» **Aim of the task**:
Scan the following material for the string "boudin" and copy each line in which it appears.

» **Record set**:
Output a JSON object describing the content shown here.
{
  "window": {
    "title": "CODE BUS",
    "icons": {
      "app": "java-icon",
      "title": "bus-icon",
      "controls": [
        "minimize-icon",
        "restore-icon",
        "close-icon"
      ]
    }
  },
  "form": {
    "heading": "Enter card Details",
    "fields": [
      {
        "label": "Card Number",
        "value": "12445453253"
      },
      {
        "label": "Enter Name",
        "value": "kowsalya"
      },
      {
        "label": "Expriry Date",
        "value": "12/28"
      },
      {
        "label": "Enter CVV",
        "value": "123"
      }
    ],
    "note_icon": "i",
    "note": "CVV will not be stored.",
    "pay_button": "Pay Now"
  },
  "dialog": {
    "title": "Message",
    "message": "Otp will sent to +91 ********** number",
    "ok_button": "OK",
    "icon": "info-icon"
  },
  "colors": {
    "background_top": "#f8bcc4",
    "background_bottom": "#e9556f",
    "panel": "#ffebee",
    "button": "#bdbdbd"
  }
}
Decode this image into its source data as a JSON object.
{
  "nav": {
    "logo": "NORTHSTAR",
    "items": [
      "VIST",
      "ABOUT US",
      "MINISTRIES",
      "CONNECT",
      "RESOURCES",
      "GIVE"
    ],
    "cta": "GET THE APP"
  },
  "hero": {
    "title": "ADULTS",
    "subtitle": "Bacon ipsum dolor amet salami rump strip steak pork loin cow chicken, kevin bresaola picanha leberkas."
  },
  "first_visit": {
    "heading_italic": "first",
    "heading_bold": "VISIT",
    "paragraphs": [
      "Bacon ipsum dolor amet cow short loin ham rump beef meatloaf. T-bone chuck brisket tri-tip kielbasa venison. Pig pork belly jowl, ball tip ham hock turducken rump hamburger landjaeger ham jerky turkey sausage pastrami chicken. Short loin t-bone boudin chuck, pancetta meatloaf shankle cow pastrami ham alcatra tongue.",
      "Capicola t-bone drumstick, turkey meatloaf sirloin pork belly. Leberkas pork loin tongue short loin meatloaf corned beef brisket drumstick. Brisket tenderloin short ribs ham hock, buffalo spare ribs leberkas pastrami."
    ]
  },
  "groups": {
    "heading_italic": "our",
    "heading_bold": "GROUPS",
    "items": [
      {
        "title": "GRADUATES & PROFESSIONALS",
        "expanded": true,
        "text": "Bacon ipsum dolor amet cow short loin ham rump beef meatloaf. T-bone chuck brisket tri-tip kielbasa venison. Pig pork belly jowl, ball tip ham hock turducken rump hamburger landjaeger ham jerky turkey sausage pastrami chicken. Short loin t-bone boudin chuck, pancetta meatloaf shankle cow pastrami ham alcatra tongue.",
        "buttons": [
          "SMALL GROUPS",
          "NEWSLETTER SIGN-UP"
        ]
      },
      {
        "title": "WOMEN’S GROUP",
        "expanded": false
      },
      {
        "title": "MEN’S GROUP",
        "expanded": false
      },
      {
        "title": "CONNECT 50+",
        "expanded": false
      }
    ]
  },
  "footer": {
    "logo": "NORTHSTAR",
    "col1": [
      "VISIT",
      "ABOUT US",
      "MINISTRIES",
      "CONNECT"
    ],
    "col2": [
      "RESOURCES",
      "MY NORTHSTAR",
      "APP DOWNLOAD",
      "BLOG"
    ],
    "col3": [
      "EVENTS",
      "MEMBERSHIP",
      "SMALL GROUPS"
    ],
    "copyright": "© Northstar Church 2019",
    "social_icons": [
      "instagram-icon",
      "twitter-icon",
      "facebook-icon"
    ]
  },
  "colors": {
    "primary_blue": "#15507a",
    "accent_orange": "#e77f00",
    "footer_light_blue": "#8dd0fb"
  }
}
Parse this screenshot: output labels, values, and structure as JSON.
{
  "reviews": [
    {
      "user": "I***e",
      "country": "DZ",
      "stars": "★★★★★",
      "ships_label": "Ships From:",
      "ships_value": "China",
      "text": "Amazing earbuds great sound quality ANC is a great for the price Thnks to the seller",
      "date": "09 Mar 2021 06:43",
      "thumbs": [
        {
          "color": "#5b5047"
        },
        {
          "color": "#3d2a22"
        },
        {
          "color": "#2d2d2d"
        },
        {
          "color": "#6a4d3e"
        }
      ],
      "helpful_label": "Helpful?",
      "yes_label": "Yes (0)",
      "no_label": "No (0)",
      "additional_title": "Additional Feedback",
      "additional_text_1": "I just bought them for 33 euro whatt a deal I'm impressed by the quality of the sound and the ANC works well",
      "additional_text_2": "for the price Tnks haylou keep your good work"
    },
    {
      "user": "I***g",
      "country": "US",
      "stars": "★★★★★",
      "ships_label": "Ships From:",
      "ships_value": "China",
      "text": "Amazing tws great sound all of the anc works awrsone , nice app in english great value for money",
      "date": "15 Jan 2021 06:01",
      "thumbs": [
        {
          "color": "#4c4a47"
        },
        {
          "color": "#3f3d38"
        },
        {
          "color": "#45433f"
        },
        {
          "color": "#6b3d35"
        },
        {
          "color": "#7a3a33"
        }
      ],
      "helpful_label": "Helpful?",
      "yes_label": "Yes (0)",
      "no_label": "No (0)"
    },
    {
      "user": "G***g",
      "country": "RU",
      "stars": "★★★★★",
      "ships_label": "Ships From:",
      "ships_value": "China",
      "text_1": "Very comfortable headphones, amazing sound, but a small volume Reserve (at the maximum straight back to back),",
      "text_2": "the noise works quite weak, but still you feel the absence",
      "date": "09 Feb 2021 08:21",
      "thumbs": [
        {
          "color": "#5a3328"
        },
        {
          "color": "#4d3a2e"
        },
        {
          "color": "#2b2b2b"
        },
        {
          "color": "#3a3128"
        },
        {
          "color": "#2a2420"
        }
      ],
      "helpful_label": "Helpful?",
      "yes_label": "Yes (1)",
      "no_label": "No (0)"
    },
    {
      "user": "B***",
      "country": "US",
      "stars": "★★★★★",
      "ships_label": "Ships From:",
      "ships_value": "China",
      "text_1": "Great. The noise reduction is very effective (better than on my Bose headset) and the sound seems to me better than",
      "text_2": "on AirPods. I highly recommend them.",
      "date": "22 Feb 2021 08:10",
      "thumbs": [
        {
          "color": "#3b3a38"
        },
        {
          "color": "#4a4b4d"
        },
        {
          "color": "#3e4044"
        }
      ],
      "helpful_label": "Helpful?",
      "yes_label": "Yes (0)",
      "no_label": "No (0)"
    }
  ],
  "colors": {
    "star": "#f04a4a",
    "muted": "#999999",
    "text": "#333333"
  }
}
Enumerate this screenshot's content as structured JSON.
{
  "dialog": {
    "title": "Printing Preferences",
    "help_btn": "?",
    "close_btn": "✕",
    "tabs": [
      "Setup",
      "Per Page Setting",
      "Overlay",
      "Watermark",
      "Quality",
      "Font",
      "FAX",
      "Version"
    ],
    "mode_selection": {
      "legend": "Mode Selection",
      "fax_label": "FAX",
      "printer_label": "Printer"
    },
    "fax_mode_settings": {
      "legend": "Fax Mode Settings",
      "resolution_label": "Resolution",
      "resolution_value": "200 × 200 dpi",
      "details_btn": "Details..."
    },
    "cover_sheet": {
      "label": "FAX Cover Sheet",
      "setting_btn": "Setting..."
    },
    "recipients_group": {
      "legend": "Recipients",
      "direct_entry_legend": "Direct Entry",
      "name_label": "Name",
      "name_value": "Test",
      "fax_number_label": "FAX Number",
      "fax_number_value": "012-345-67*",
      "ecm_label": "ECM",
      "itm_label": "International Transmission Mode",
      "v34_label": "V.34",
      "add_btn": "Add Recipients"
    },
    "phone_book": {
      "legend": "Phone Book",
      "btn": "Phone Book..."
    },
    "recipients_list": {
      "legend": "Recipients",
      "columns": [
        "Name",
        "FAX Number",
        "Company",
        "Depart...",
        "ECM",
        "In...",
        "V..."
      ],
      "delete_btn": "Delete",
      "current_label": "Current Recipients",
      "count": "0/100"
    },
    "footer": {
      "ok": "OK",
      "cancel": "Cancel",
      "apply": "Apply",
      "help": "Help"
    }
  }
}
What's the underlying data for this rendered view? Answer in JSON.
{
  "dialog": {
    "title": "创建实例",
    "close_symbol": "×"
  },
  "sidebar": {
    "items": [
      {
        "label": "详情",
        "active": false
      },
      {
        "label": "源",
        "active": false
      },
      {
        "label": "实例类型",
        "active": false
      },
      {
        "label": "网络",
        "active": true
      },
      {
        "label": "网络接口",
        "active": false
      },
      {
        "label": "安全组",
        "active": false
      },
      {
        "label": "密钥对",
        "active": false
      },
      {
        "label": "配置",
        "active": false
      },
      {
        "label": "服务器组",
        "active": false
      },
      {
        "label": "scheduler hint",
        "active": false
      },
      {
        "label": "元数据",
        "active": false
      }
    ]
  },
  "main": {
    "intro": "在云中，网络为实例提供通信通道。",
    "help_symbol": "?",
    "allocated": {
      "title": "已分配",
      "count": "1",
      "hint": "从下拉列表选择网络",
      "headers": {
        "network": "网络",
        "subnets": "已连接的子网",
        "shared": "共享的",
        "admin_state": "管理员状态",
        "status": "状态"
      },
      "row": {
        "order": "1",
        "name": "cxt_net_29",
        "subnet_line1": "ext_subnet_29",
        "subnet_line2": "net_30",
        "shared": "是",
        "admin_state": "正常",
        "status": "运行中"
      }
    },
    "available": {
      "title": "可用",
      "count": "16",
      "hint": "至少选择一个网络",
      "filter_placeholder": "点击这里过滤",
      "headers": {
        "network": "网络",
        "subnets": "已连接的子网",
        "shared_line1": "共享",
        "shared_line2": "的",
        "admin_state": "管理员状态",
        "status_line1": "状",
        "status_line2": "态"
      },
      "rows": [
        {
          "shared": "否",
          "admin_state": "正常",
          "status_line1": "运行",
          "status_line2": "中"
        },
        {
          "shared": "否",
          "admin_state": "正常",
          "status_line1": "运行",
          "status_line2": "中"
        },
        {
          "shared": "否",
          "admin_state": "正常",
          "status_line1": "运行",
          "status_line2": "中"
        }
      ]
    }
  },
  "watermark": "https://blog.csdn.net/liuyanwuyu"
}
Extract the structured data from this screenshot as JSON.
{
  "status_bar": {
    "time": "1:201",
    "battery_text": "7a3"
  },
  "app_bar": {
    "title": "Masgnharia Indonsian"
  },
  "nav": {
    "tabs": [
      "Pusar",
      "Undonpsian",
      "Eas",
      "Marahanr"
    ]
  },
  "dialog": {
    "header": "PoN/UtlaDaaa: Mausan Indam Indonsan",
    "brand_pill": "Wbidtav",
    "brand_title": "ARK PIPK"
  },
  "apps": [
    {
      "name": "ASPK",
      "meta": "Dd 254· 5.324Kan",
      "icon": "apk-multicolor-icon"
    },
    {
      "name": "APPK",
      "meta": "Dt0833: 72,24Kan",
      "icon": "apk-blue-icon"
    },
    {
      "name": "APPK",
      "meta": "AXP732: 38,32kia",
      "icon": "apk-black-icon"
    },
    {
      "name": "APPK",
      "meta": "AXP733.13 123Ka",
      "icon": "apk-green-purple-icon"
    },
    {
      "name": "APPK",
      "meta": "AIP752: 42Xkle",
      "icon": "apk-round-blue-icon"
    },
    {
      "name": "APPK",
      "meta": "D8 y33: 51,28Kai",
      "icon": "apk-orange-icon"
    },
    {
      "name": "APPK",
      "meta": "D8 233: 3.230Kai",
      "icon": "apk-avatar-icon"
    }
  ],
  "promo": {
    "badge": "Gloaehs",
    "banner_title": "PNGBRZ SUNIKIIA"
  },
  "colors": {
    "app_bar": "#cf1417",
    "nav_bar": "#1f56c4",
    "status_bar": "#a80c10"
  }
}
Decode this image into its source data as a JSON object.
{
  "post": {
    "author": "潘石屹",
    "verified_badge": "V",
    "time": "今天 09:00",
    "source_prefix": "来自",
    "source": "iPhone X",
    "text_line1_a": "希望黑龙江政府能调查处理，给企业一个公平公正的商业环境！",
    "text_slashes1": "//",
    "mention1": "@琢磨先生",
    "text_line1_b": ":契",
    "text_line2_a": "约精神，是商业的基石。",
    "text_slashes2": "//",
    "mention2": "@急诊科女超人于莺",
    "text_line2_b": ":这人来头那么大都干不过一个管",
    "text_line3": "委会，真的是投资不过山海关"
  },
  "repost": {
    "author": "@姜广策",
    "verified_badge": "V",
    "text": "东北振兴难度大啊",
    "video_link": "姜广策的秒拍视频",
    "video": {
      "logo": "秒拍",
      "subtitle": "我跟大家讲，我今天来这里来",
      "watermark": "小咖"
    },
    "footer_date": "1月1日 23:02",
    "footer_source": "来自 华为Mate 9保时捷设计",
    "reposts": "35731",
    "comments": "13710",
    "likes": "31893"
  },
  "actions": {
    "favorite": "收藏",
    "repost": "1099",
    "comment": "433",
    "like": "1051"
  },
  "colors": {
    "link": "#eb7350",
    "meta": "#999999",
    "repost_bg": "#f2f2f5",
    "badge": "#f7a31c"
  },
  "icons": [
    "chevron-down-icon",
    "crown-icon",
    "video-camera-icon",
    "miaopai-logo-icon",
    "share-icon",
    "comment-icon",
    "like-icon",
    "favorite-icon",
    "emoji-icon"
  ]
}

» **Solution to the problem**:
      "Bacon ipsum dolor amet cow short loin ham rump beef meatloaf. T-bone chuck brisket tri-tip kielbasa venison. Pig pork belly jowl, ball tip ham hock turducken rump hamburger landjaeger ham jerky turkey sausage pastrami chicken. Short loin t-bone boudin chuck, pancetta meatloaf shankle cow pastrami ham alcatra tongue.",
        "text": "Bacon ipsum dolor amet cow short loin ham rump beef meatloaf. T-bone chuck brisket tri-tip kielbasa venison. Pig pork belly jowl, ball tip ham hock turducken rump hamburger landjaeger ham jerky turkey sausage pastrami chicken. Short loin t-bone boudin chuck, pancetta meatloaf shankle cow pastrami ham alcatra tongue.",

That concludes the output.